- [Given text]:
==================================================
Open adrianbenavides opened this issue 2 years ago • 19 comments

When creating a secure channel, multiple workers are spawned but only the address of the top-level worker is returned, making it impossible to remove all used resources.

We use "temporary secure channels" in ockam_api/src/cloud, and right now, every time we call one of these functions, we increase the worker count on the node. We need to find a different approach to create secure channels to release all the acquired resources.

adrianbenavides avatar Aug 07 '22 16:08 adrianbenavides

Hi, a noob question: is it about delete_secure_channel(...) ? Context that sends a graceful shutdown request to the router ? And spawned workers are supposed to follow the same shutdown procedure ?

Retamogordo avatar Aug 09 '22 18:08 Retamogordo

@Retamogordo yes, create_secure_channel spawns a few workers .. there is delete_secure_channel here which naively just stops the worker at the address being used to send messages to the channel.

We need a control protocol that will tell the secure channel to do a graceful shutdown of all workers that it spawned then shut itself down

mrinalwadhwa avatar Aug 09 '22 19:08 mrinalwadhwa

Hi @mrinalwadhwa, it looks like that the "parent" context needs a mechanism of keeping track its "children" entities ? Does it refer to secure_channel only or to general case of any kind of context ? It looks like the way the router functions now assumes that only one graceful shutdown with ack is possible, while all others that share the same cloned sender will get an error because of dropped receiver ?
==================================================
- [Information supplied]:
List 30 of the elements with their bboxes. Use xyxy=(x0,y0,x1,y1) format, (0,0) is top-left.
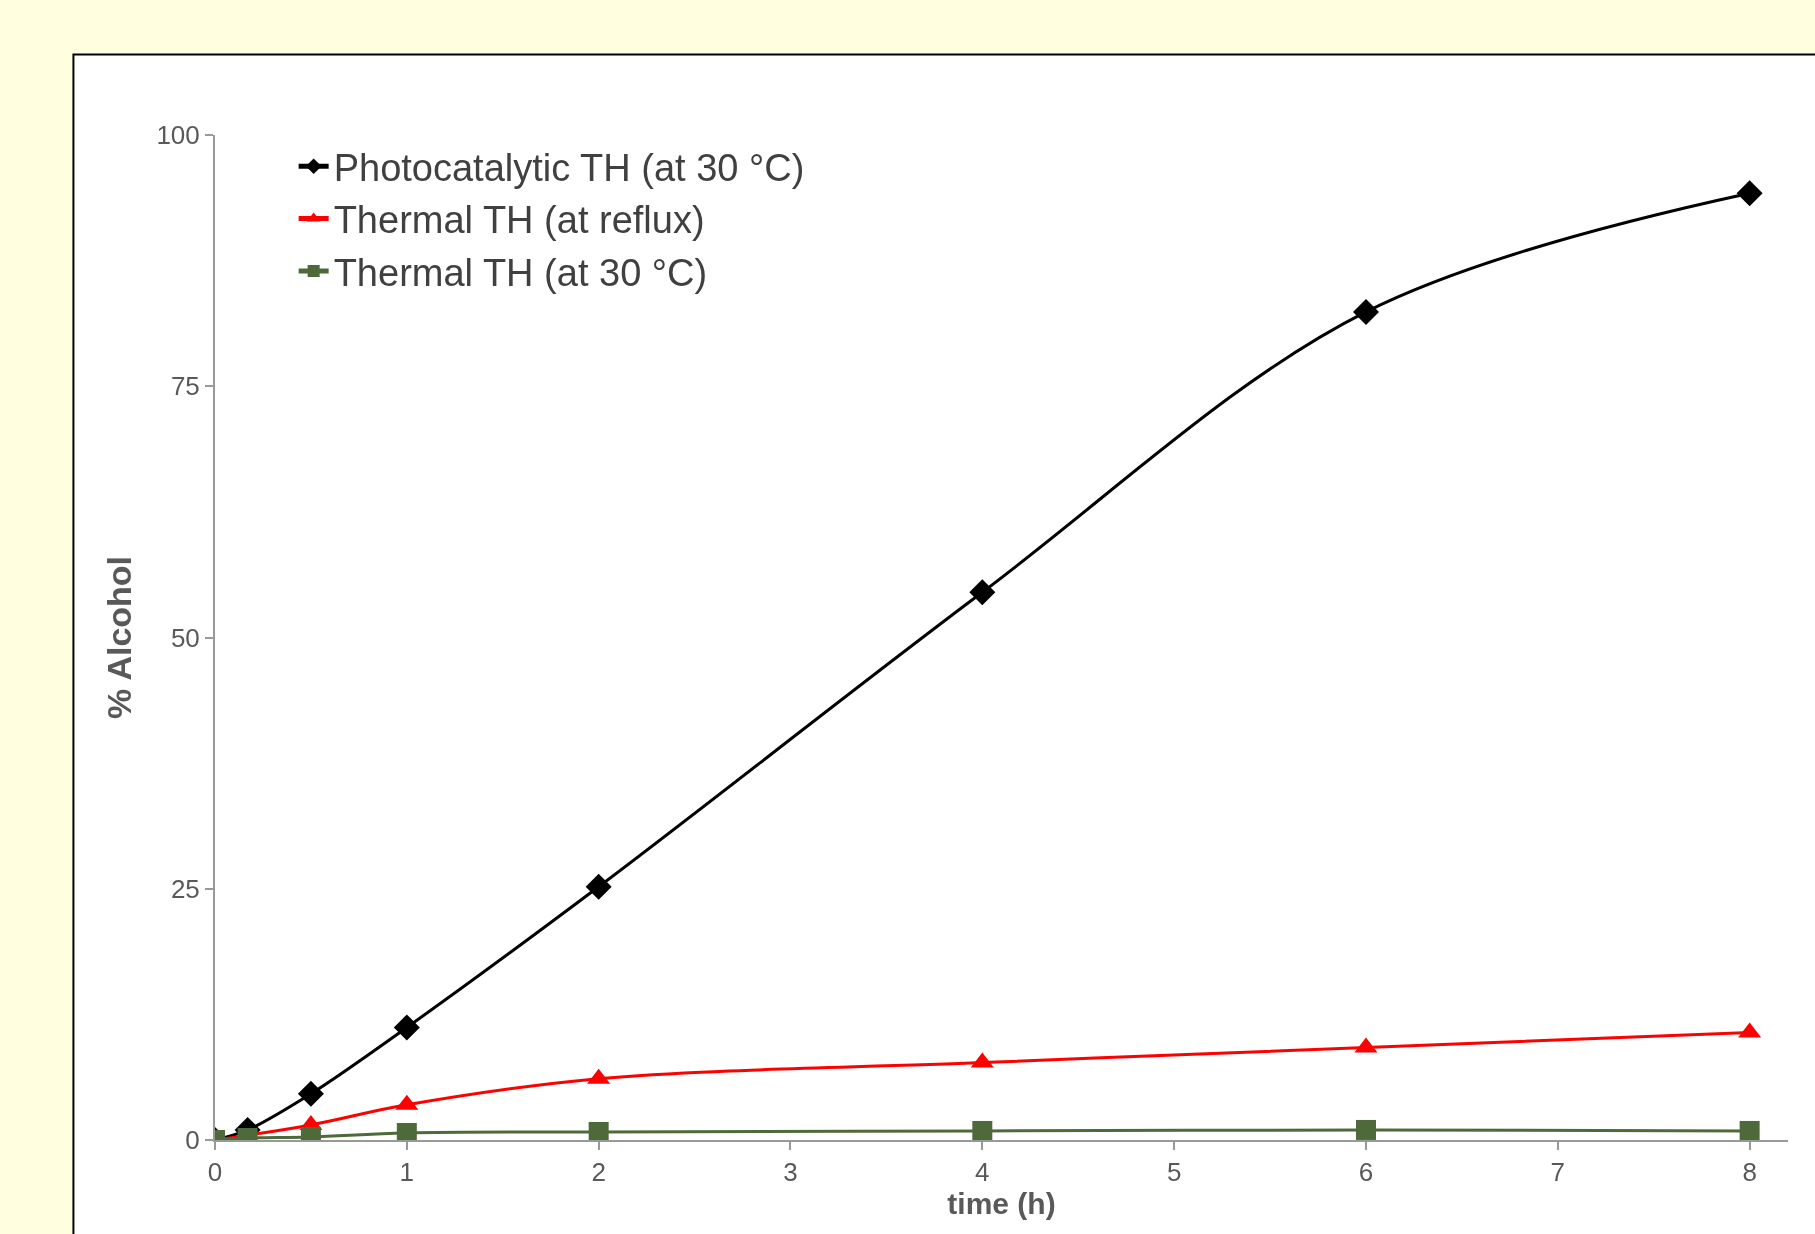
==================================================
- [To do]:
1. Return the passage of the secure channel discussion starting at "Hi, a noob question: is" and ending at "to the channel.".
2. According to the secure channel discussion, where are "temporary secure channels" used?
3. Extend the secure channel discussion past its final comment.
The data is not needed for any of this work.

- [Results of the tasks]:
1.
Hi, a noob question: is it about delete_secure_channel(...) ? Context that sends a graceful shutdown request to the router ? And spawned workers are supposed to follow the same shutdown procedure ?

Retamogordo avatar Aug 09 '22 18:08 Retamogordo

@Retamogordo yes, create_secure_channel spawns a few workers .. there is delete_secure_channel here which naively just stops the worker at the address being used to send messages to the channel.

2. They are used in ockam_api/src/cloud.

3.
Retamogordo avatar Aug 09 '22 20:08 Retamogordo

it looks like that the "parent" context needs a mechanism of keeping track its "children" entities

@Retamogordo exactly, the long term plan is to model something similar to Erlang's Supervision Trees https://www.erlang.org/doc/design_principles/des_princ.html#supervision-trees https://www.erlang.org/doc/man/supervisor.html https://elixir-lang.org/getting-started/mix-otp/supervisor-and-application.html https://hexdocs.pm/elixir/Supervisor.html

@spacekookie had a prototype of this some time ago but weren't able to take it further at the time. Here's the prototype from back then https://github.com/build-trust/ockam/pull/968/files if you would like to explore the idea further.

mrinalwadhwa avatar Aug 18 '22 00:08 mrinalwadhwa

Hi @mrinalwadhwa ! Thank you for the links, I took a brief glance on them, soon I'm going to explore them more thoroughly. Is it an option to use third party code for this pattern implementation ? I came across bastion which looks promising, they support both tokio and async_std and even claim that it could be compatible with no_std.

Retamogordo avatar Aug 19 '22 00:08 Retamogordo

@Retamogordo Thank you for spending time on this.

Is it an option to use third party code for this pattern implementation?

It's an option but depending on bastion would be a major change/discussion since we have specific thoughts on how we want to evolve workers and routing for message flow authorization etc. For now it may be better to explore small incremental improvements to the current worker design.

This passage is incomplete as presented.